Locate the lines where "vocal" occurs and copy them as they stand.

* DATA PROVIDED
-- Begin --

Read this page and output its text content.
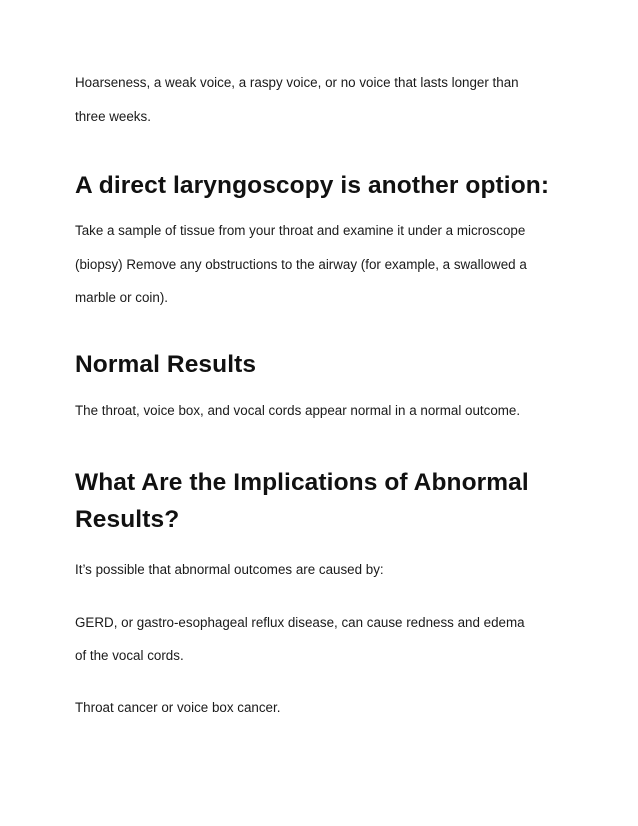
Hoarseness, a weak voice, a raspy voice, or no voice that lasts longer than
three weeks.
A direct laryngoscopy is another option:
Take a sample of tissue from your throat and examine it under a microscope
(biopsy) Remove any obstructions to the airway (for example, a swallowed a
marble or coin).
Normal Results
The throat, voice box, and vocal cords appear normal in a normal outcome.
What Are the Implications of Abnormal
Results?
It’s possible that abnormal outcomes are caused by:
GERD, or gastro-esophageal reflux disease, can cause redness and edema
of the vocal cords.
Throat cancer or voice box cancer.
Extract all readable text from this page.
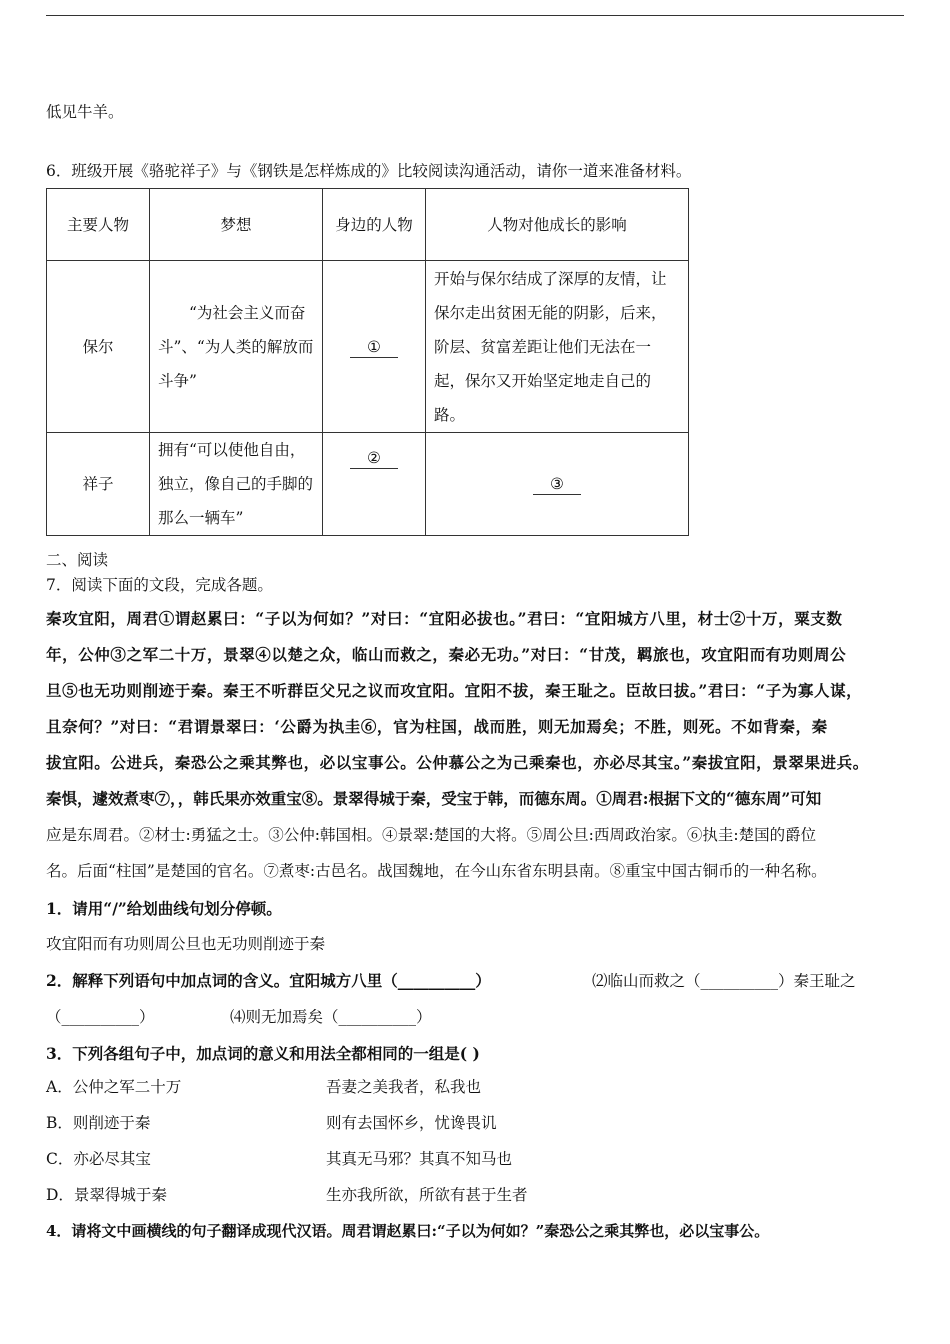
低见牛羊。
6．班级开展《骆驼祥子》与《钢铁是怎样炼成的》比较阅读沟通活动，请你一道来准备材料。
主要人物	梦想	身边的人物	人物对他成长的影响
保尔	“为社会主义而奋斗”、“为人类的解放而斗争”	①	开始与保尔结成了深厚的友情，让保尔走出贫困无能的阴影，后来，阶层、贫富差距让他们无法在一起，保尔又开始坚定地走自己的路。
祥子	拥有“可以使他自由，独立，像自己的手脚的那么一辆车”	②	③
二、阅读
7．阅读下面的文段，完成各题。
秦攻宜阳，周君①谓赵累曰：“子以为何如？”对曰：“宜阳必拔也。”君曰：“宜阳城方八里，材士②十万，粟支数
年，公仲③之军二十万，景翠④以楚之众，临山而救之，秦必无功。”对曰：“甘茂，羁旅也，攻宜阳而有功则周公
旦⑤也无功则削迹于秦。秦王不听群臣父兄之议而攻宜阳。宜阳不拔，秦王耻之。臣故曰拔。”君曰：“子为寡人谋，
且奈何？”对曰：“君谓景翠曰：‘公爵为执圭⑥，官为柱国，战而胜，则无加焉矣；不胜，则死。不如背秦，秦
拔宜阳。公进兵，秦恐公之乘其弊也，必以宝事公。公仲慕公之为己乘秦也，亦必尽其宝。”秦拔宜阳，景翠果进兵。
秦惧，遽效煮枣⑦，，韩氏果亦效重宝⑧。景翠得城于秦，受宝于韩，而德东周。①周君:根据下文的“德东周”可知
应是东周君。②材士:勇猛之士。③公仲:韩国相。④景翠:楚国的大将。⑤周公旦:西周政治家。⑥执圭:楚国的爵位
名。后面“柱国”是楚国的官名。⑦煮枣:古邑名。战国魏地，在今山东省东明县南。⑧重宝中国古铜币的一种名称。
1．请用“/”给划曲线句划分停顿。
攻宜阳而有功则周公旦也无功则削迹于秦
2．解释下列语句中加点词的含义。宜阳城方八里（__________）	⑵临山而救之（__________）秦王耻之
（__________）	⑷则无加焉矣（__________）
3．下列各组句子中，加点词的意义和用法全都相同的一组是( )
A．公仲之军二十万	吾妻之美我者，私我也
B．则削迹于秦	则有去国怀乡，忧谗畏讥
C．亦必尽其宝	其真无马邪？其真不知马也
D．景翠得城于秦	生亦我所欲，所欲有甚于生者
4．请将文中画横线的句子翻译成现代汉语。周君谓赵累曰:“子以为何如？”秦恐公之乘其弊也，必以宝事公。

-- End --

* SOLUTION TO THE PROBLEM
The throat, voice box, and vocal cords appear normal in a normal outcome.
of the vocal cords.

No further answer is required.